# Spark Tables

This notebook shows how to use Spark Catalog Interface API to query databases, tables, and columns.

A full list of documented methods is available [here](https://spark.apache.org/docs/latest/api/python/pyspark.sql.html#pyspark.sql.Catalog)

In [1]:
val us_flights_file = "../../databricks-datasets/learning-spark-v2/flights/departuredelays.csv"

Intitializing Scala interpreter ...

Spark Web UI available at http://192.168.0.11:4050
SparkContext available as 'sc' (version = 3.1.2, master = local[*], app id = local-1633075528522)
SparkSession available as 'spark'


us_flights_file: String = ../../databricks-datasets/learning-spark-v2/flights/departuredelays.csv


## Create Managed Tables

https://stackoverflow.com/questions/50914102/why-do-i-get-a-hive-support-is-required-to-create-hive-table-as-select-error/54552891

In [3]:
// Create database and managed tables
spark.sql("DROP DATABASE IF EXISTS learn_spark_db CASCADE") 
spark.sql("CREATE DATABASE learn_spark_db")
spark.sql("USE learn_spark_db")
spark.sql("CREATE TABLE us_delay_flights_tbl(date STRING, delay INT, distance INT, origin STRING, destination STRING)")

org.apache.spark.sql.AnalysisException:  Hive support is required to CREATE Hive TABLE (AS SELECT);

## Display the databases

In [5]:
spark.catalog.listDatabases()

res2: org.apache.spark.sql.Dataset[org.apache.spark.sql.catalog.Database] = [name: string, description: string ... 1 more field]


## Read our US Flights table

In [8]:
val df = (spark.read.format("csv")
= = = = = = =
_GIVEN PROBLEM_
Write out the entire Spark Tables notebook word for word. Rely on the Spark Tables notebook alone.

_COLLECTED MATERIAL_
= = = = = = =
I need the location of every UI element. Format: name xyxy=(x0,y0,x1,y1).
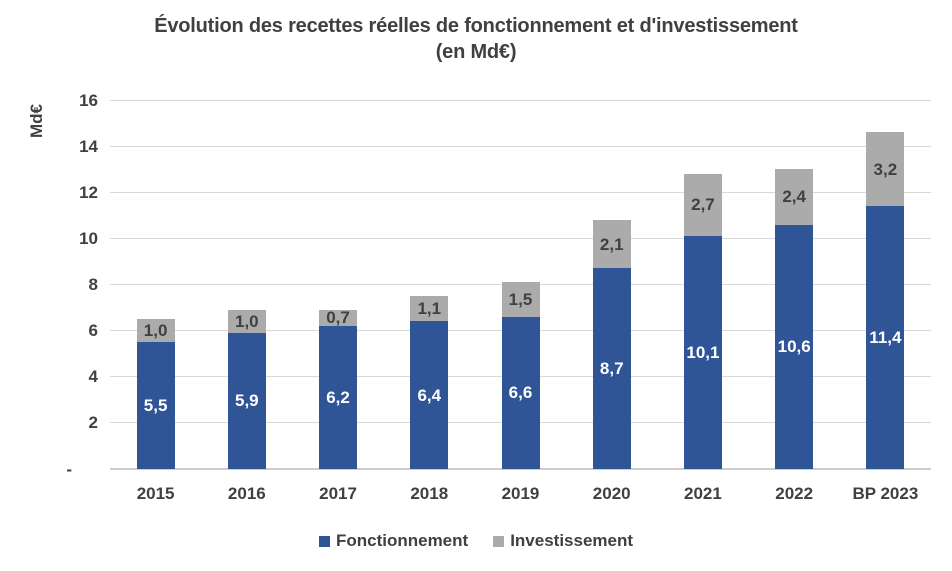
= = = = = = =
_RESULT_
# Spark Tables

This notebook shows how to use Spark Catalog Interface API to query databases, tables, and columns.

A full list of documented methods is available [here](https://spark.apache.org/docs/latest/api/python/pyspark.sql.html#pyspark.sql.Catalog)

In [1]:
val us_flights_file = "../../databricks-datasets/learning-spark-v2/flights/departuredelays.csv"

Intitializing Scala interpreter ...

Spark Web UI available at http://192.168.0.11:4050
SparkContext available as 'sc' (version = 3.1.2, master = local[*], app id = local-1633075528522)
SparkSession available as 'spark'


us_flights_file: String = ../../databricks-datasets/learning-spark-v2/flights/departuredelays.csv


## Create Managed Tables

https://stackoverflow.com/questions/50914102/why-do-i-get-a-hive-support-is-required-to-create-hive-table-as-select-error/54552891

In [3]:
// Create database and managed tables
spark.sql("DROP DATABASE IF EXISTS learn_spark_db CASCADE") 
spark.sql("CREATE DATABASE learn_spark_db")
spark.sql("USE learn_spark_db")
spark.sql("CREATE TABLE us_delay_flights_tbl(date STRING, delay INT, distance INT, origin STRING, destination STRING)")

org.apache.spark.sql.AnalysisException:  Hive support is required to CREATE Hive TABLE (AS SELECT);

## Display the databases

In [5]:
spark.catalog.listDatabases()

res2: org.apache.spark.sql.Dataset[org.apache.spark.sql.catalog.Database] = [name: string, description: string ... 1 more field]


## Read our US Flights table

In [8]:
val df = (spark.read.format("csv")